### STUDY MATERIAL ###

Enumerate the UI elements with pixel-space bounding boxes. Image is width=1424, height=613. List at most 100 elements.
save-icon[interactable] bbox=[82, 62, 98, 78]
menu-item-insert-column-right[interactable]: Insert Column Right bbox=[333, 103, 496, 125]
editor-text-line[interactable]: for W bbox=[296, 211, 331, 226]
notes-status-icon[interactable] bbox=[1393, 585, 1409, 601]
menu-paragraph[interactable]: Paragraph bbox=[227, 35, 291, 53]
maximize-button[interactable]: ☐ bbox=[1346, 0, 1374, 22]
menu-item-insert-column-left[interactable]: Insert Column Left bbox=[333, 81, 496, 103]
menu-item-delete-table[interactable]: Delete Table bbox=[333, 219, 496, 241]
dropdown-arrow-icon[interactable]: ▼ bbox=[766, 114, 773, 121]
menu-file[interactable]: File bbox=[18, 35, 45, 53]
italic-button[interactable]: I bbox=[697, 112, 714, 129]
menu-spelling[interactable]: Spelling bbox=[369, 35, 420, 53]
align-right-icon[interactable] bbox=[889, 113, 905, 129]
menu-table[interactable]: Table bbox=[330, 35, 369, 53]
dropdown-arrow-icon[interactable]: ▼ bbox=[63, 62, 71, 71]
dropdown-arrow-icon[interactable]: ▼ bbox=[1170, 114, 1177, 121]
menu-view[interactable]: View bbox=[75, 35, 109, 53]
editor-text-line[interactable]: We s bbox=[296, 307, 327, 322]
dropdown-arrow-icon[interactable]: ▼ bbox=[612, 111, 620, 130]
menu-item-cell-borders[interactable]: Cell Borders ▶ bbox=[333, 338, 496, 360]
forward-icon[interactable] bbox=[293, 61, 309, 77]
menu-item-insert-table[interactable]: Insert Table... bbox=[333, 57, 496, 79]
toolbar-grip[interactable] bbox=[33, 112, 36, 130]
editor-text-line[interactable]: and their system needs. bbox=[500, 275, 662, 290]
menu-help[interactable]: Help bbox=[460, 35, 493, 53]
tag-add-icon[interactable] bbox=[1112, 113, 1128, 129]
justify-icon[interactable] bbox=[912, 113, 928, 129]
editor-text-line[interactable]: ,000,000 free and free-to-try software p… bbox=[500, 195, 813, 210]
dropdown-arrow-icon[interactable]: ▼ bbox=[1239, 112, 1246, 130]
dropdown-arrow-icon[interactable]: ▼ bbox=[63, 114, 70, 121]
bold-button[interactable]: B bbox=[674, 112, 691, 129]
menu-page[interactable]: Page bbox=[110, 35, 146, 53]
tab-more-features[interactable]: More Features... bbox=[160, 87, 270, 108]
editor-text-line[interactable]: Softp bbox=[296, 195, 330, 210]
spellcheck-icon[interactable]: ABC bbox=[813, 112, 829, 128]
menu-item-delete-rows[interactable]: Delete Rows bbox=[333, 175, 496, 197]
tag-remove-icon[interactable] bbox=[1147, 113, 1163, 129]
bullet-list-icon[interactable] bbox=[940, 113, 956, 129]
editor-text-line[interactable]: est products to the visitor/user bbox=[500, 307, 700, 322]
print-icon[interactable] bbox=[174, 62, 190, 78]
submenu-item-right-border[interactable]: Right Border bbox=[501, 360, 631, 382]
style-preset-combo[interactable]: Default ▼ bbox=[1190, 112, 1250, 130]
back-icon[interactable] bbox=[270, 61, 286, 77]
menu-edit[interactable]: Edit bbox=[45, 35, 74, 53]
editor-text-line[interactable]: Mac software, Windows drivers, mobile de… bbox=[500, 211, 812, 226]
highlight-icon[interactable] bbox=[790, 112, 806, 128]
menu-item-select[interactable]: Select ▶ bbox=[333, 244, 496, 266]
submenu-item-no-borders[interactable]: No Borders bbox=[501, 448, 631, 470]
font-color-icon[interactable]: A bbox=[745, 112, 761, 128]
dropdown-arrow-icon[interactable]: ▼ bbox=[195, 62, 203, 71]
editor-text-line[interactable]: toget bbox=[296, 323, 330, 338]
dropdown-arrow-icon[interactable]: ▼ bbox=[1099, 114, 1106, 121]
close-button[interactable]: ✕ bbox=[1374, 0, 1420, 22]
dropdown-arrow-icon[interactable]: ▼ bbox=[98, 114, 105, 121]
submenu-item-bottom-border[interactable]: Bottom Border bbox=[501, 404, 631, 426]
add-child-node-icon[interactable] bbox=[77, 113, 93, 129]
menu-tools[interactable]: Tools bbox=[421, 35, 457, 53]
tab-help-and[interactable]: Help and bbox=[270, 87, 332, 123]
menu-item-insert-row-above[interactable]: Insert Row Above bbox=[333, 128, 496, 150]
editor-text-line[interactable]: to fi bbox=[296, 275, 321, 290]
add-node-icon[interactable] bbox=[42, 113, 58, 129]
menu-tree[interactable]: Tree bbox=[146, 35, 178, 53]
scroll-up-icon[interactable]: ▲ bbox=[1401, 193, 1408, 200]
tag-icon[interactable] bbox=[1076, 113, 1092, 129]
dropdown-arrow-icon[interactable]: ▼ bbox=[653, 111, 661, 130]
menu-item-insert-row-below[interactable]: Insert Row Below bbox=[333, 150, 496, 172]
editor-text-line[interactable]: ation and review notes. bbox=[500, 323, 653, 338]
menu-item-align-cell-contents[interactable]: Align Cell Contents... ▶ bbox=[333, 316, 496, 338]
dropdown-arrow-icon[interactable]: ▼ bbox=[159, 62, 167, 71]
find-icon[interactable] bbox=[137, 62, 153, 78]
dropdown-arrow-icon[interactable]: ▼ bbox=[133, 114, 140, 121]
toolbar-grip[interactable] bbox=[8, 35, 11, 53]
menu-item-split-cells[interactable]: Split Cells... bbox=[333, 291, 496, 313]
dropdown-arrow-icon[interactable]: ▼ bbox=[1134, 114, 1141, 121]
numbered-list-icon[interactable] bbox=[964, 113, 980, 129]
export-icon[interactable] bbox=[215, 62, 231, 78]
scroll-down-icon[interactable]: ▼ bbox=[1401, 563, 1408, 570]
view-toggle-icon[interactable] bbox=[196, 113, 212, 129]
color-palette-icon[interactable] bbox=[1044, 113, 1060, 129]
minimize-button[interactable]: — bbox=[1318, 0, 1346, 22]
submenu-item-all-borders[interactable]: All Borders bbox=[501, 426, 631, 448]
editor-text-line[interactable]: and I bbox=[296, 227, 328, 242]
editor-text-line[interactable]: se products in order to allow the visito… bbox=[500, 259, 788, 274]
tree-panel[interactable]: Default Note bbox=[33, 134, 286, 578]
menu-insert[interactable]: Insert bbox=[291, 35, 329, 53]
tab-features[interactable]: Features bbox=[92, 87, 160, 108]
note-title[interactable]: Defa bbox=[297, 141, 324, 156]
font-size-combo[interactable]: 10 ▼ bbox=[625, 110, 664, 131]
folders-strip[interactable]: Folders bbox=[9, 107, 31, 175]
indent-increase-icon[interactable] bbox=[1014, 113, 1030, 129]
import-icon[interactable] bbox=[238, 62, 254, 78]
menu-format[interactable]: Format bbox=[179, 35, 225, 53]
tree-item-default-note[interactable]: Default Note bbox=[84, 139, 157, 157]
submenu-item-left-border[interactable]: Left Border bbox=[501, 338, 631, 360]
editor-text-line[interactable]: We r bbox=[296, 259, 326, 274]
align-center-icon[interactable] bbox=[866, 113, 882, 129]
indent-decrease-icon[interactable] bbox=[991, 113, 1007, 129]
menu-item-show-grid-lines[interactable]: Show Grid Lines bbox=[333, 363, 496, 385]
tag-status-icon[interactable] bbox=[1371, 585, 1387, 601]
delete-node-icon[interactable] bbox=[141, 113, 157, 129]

###

#### AIM OF THE EXERCISE
Once you have found every line in the listing that holds the string "delete", copy each of them.

#### RESULT
menu-item-delete-table[interactable]: Delete Table bbox=[333, 219, 496, 241]
menu-item-delete-rows[interactable]: Delete Rows bbox=[333, 175, 496, 197]
delete-node-icon[interactable] bbox=[141, 113, 157, 129]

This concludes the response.